> [WHAT IS NEEDED] According to the forum thread, why is one person's former colleague nicknamed Box Boy?

> [SUPPLIED TEXT]

Never assume that everyone had the same childhood as you just because they're the same age.

PalmarisLongus · 06/09/2021 21:25

An ex of mine didn't know what an abattoir is and had never heard of the Japanese drink Sake and called it Sake (like in FFS) also didn't know the word loquacious.

It's just kinda cute little weird things that make everyone a bit different.

DontBuyANewMumCashmere · 06/09/2021 21:26

It would probably put me off too OP if someone hadn't even heard of Wuthering Heights. I haven't read it but I have heard of it, plus it's a Kate Bush classic!

My DH has an old colleague we call Box Boy because there are so many mainstream things he hasn't heard of. The Beatles, just for one example. (It's as though he's been brought up in a box.)

You need to be roughly matched culturally and intellectually, I think.

Asterales · 06/09/2021 21:26

It would put me off, yes. I agree with pp that you're just not culturally compatible. I once stopped dating someone when it became apparent that he didn't eat fruit or vegetables. At all. I just couldn't deal with that.

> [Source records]
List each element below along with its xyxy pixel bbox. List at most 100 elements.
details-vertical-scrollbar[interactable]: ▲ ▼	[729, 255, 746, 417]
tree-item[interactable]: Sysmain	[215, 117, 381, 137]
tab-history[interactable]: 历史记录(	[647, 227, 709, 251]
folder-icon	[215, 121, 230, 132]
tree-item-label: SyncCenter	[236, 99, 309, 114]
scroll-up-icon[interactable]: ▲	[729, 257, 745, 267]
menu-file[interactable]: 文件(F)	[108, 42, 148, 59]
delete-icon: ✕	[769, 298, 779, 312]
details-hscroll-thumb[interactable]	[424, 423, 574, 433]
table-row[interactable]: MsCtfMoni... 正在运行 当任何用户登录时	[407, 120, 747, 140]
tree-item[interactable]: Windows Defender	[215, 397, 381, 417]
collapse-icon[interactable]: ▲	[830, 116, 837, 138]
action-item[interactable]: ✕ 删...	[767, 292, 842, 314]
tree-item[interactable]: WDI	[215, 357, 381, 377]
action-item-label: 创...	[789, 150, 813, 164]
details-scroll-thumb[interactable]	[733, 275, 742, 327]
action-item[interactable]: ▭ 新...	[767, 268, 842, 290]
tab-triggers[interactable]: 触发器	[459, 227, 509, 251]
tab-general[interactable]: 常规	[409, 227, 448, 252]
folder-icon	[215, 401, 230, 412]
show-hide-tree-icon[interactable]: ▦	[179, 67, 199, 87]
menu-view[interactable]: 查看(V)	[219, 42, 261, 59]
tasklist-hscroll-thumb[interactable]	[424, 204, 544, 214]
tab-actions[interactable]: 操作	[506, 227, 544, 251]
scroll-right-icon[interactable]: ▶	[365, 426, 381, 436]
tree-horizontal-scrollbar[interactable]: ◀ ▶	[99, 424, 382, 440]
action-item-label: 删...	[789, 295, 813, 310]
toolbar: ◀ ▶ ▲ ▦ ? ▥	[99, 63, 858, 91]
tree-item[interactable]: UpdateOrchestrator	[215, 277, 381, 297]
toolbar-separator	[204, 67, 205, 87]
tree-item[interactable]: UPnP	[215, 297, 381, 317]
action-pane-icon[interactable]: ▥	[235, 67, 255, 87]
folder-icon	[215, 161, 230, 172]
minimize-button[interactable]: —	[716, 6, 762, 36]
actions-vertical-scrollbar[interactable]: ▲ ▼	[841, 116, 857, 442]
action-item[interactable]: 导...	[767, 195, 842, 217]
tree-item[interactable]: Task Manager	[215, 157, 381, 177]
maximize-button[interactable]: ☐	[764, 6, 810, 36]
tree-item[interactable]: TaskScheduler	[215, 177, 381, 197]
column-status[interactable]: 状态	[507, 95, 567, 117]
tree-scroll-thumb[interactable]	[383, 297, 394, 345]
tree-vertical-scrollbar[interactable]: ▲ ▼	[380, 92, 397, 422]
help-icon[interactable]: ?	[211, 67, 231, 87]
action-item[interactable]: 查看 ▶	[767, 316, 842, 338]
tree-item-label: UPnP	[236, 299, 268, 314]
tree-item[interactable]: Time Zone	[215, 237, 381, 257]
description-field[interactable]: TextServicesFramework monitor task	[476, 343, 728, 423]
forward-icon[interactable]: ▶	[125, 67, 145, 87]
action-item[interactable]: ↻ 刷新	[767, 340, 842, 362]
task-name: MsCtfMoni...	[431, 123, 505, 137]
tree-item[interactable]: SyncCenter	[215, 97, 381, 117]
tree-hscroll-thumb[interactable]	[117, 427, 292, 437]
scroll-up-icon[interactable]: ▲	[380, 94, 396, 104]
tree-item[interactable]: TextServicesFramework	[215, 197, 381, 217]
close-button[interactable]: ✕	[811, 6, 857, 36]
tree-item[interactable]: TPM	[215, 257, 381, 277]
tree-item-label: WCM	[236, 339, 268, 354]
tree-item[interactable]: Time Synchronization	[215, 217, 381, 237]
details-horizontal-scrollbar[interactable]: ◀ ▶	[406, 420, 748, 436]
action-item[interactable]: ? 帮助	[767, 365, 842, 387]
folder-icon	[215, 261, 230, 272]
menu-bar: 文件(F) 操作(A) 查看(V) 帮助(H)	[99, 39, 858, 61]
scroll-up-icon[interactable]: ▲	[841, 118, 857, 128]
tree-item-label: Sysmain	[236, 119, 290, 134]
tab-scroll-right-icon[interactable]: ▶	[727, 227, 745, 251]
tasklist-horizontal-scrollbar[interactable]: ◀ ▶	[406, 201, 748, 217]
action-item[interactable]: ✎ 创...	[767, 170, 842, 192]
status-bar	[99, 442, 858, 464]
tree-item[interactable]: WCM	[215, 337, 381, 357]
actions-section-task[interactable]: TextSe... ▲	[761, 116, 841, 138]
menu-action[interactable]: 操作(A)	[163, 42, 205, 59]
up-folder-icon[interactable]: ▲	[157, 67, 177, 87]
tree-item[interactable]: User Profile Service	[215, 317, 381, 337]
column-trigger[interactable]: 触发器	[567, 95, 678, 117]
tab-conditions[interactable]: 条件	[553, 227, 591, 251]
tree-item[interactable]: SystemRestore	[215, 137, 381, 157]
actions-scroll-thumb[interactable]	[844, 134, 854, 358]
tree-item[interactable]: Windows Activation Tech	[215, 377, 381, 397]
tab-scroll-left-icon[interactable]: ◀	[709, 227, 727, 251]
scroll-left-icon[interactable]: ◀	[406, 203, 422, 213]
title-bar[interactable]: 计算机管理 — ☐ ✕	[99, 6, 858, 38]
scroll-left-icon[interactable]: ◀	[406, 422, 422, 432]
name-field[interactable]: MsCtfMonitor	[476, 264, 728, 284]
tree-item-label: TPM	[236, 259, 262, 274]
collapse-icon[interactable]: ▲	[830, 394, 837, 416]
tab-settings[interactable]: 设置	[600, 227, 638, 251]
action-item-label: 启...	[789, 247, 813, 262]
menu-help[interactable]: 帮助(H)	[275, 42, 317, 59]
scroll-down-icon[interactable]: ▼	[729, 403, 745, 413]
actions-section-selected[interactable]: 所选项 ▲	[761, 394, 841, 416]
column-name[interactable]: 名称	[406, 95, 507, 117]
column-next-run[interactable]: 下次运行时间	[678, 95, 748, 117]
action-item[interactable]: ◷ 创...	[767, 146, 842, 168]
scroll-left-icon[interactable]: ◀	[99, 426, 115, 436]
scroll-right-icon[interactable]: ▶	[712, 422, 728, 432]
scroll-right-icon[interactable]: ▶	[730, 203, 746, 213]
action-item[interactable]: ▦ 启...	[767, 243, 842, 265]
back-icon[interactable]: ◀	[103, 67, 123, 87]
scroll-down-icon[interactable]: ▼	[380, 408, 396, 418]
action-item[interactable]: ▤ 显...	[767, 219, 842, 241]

> [TASK RESPONSE] There are so many mainstream things he hasn't heard of, such as the Beatles, as though he had been brought up in a box.